TASK ITEM: Look through the lines below for the word "https", and copy every line that has it.

(PROVIDED RECORDS)

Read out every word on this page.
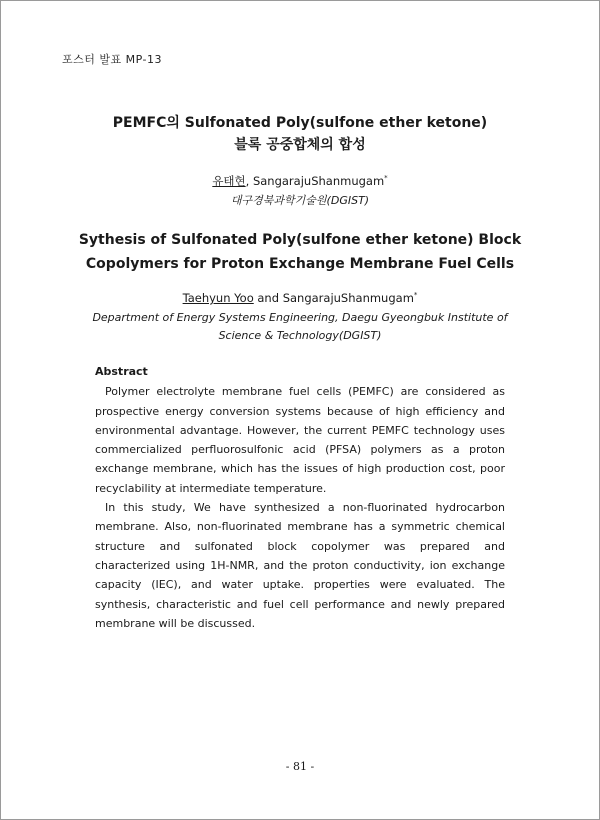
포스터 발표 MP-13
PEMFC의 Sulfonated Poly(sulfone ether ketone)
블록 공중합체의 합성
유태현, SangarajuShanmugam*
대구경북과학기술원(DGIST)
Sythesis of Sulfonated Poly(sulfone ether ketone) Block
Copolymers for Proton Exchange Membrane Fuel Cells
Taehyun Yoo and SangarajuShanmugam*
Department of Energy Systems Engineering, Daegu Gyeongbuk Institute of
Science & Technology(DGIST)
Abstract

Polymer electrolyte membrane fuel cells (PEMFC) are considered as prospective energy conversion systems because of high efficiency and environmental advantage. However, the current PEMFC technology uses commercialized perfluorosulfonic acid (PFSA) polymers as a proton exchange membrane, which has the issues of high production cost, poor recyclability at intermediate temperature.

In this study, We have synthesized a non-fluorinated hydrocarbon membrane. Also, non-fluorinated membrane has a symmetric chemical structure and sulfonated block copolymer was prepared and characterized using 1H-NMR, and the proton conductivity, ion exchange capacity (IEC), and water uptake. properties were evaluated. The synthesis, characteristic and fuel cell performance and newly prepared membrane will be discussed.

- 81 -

(End PROVIDED RECORDS)
(PROVIDED RECORDS)

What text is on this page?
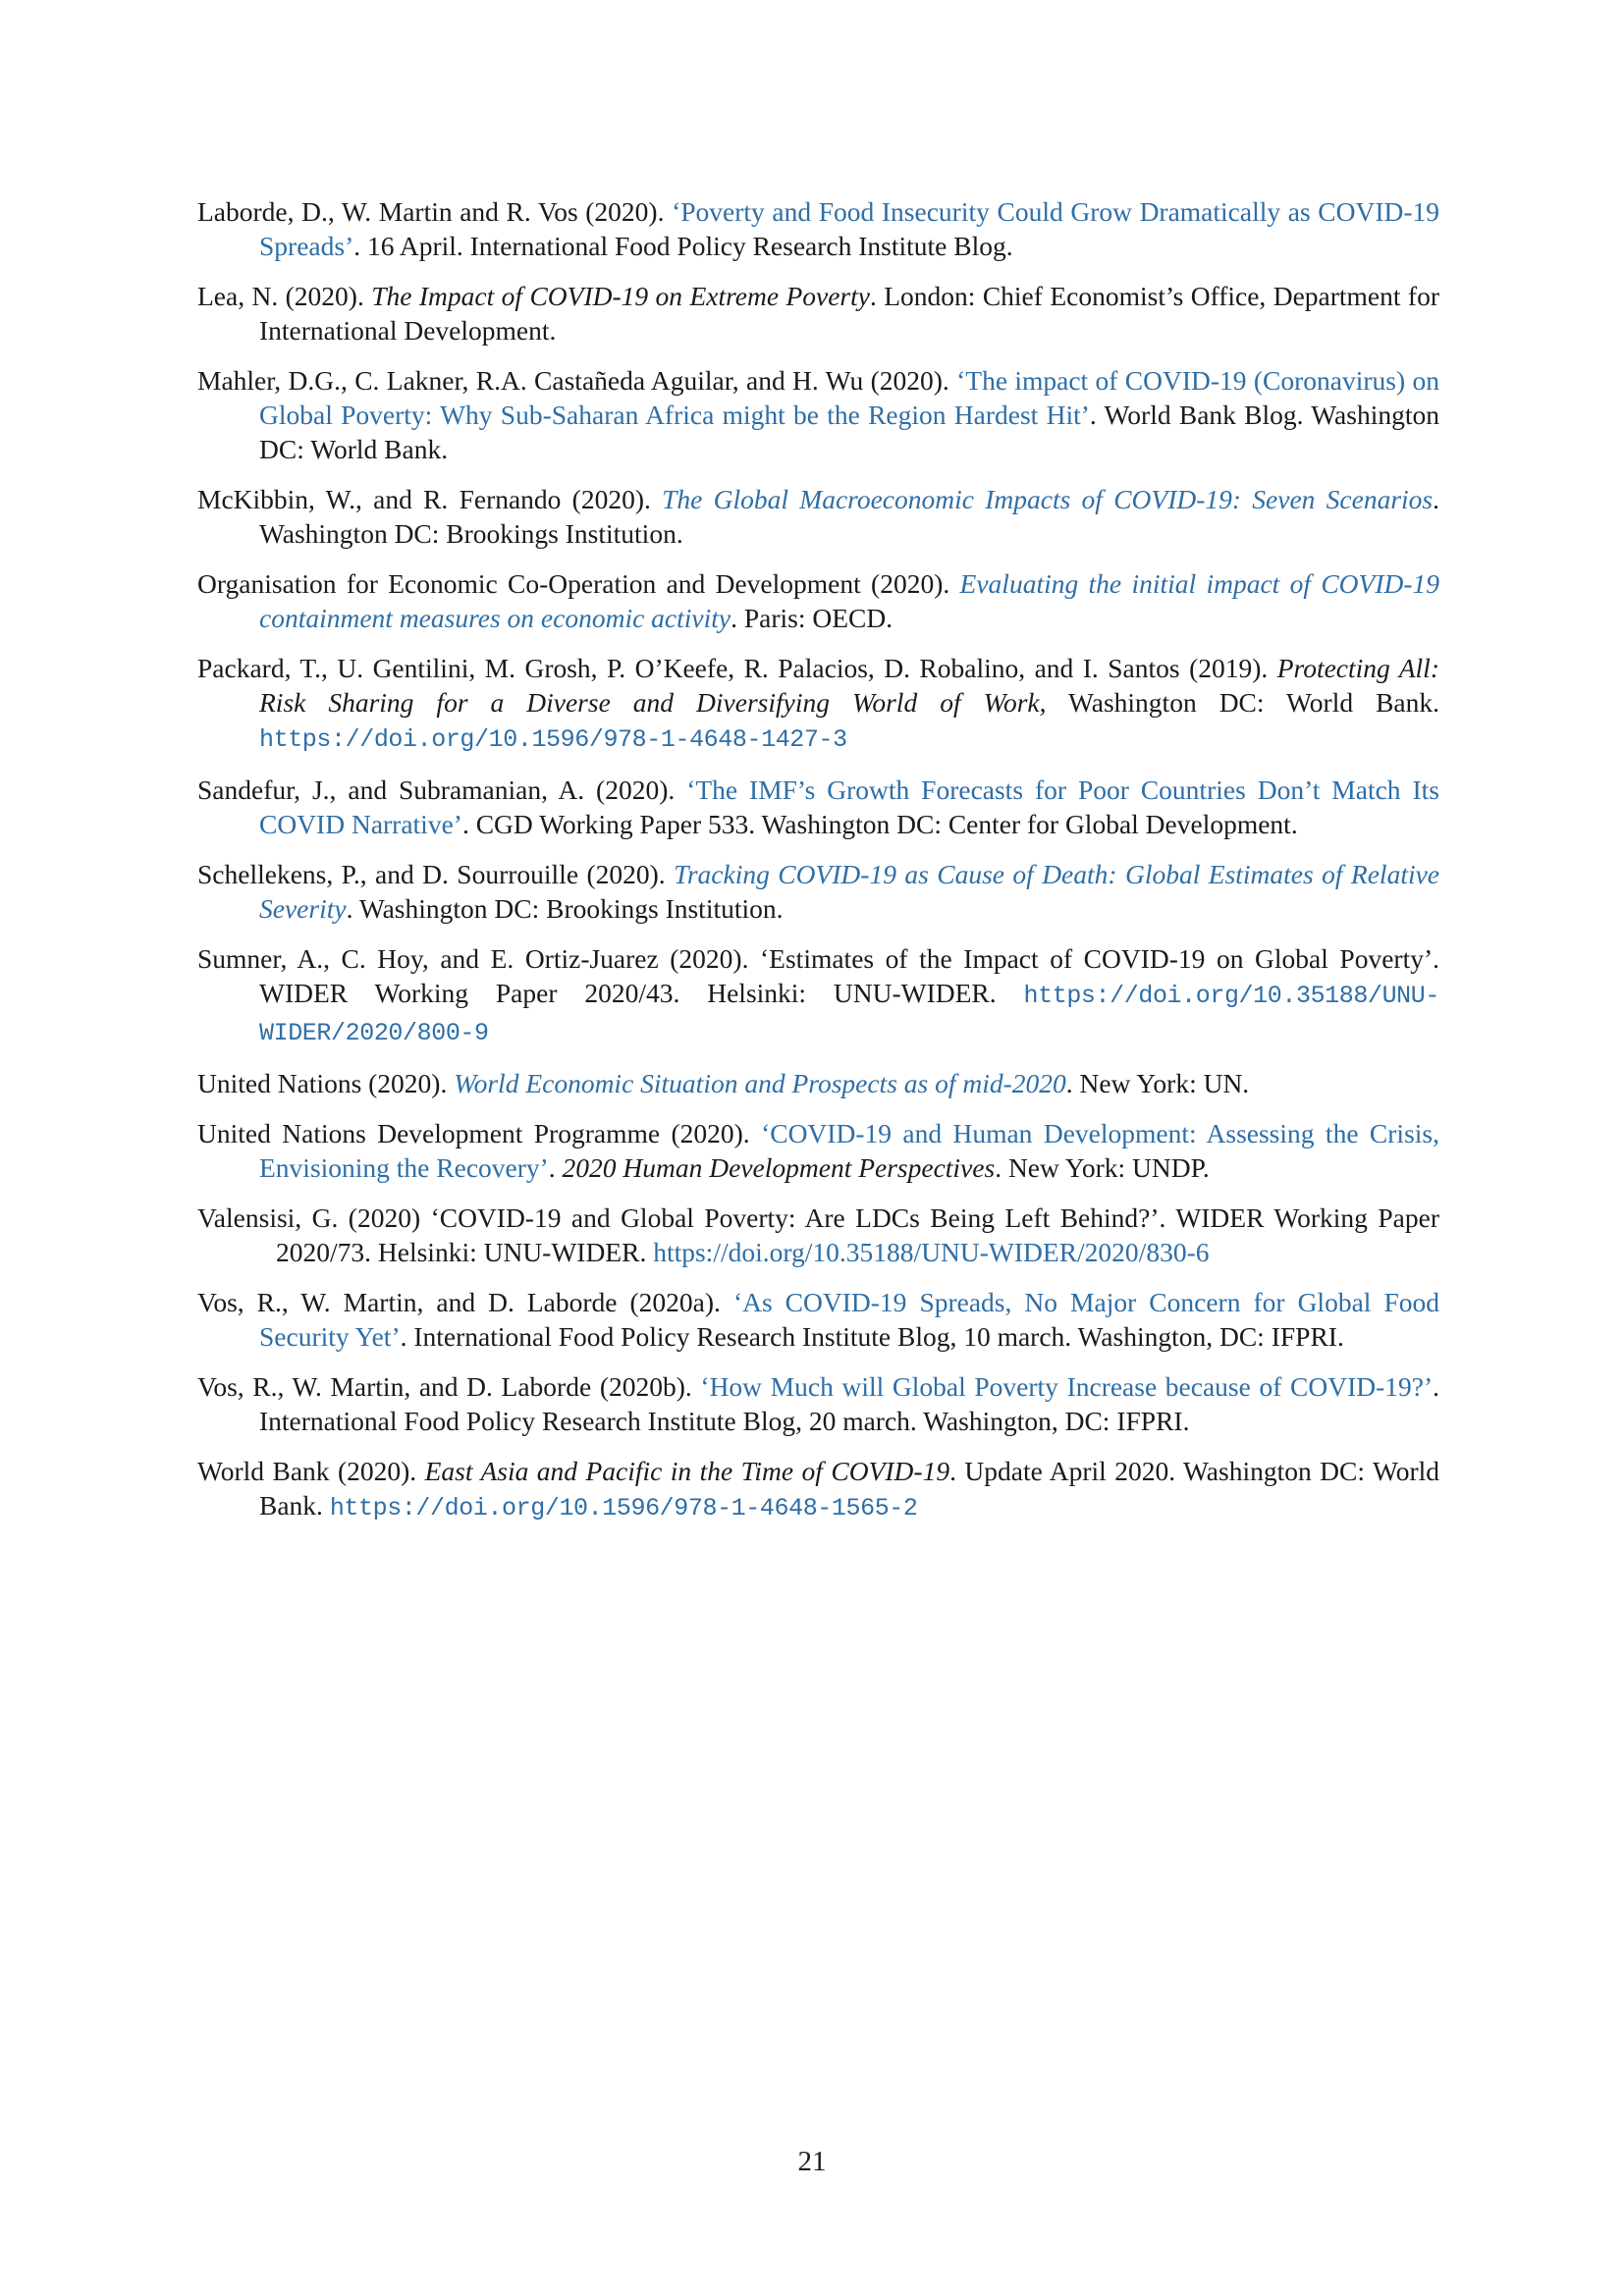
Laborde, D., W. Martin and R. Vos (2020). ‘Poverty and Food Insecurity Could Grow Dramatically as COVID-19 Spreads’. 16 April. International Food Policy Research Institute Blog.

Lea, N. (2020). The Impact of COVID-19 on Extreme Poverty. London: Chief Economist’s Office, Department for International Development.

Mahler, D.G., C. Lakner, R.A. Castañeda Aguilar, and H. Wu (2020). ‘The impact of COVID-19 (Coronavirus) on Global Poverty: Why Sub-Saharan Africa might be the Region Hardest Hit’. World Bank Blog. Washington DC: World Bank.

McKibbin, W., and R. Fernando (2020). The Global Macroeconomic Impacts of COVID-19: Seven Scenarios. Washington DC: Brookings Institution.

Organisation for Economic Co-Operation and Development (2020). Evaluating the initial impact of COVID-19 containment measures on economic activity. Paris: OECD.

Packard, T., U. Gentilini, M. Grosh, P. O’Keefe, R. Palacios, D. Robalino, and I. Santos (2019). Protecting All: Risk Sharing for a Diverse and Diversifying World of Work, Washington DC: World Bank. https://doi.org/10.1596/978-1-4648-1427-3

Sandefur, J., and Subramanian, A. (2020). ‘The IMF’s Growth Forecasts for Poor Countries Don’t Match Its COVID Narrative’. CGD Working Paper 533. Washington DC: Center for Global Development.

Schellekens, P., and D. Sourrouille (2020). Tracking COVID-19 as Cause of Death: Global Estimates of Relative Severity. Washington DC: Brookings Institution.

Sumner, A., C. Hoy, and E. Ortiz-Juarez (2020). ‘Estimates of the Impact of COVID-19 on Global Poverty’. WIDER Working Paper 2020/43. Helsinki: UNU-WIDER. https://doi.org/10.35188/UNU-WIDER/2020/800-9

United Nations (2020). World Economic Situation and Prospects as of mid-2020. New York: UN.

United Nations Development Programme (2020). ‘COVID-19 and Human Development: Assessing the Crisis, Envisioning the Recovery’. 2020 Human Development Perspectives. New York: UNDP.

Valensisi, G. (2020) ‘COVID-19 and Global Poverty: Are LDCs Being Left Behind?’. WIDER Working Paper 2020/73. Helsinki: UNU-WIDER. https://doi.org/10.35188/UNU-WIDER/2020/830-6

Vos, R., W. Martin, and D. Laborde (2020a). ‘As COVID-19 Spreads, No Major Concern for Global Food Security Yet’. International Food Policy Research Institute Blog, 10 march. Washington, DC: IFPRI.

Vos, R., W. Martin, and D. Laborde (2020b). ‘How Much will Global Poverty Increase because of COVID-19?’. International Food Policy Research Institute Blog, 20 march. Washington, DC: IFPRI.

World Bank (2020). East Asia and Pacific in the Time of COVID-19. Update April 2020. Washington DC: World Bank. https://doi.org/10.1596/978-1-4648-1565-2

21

(End PROVIDED RECORDS)

SOLUTION FOR THIS PROBLEM:
Packard, T., U. Gentilini, M. Grosh, P. O’Keefe, R. Palacios, D. Robalino, and I. Santos (2019). Protecting All: Risk Sharing for a Diverse and Diversifying World of Work, Washington DC: World Bank. https://doi.org/10.1596/978-1-4648-1427-3
Sumner, A., C. Hoy, and E. Ortiz-Juarez (2020). ‘Estimates of the Impact of COVID-19 on Global Poverty’. WIDER Working Paper 2020/43. Helsinki: UNU-WIDER. https://doi.org/10.35188/UNU-WIDER/2020/800-9
Valensisi, G. (2020) ‘COVID-19 and Global Poverty: Are LDCs Being Left Behind?’. WIDER Working Paper 2020/73. Helsinki: UNU-WIDER. https://doi.org/10.35188/UNU-WIDER/2020/830-6
World Bank (2020). East Asia and Pacific in the Time of COVID-19. Update April 2020. Washington DC: World Bank. https://doi.org/10.1596/978-1-4648-1565-2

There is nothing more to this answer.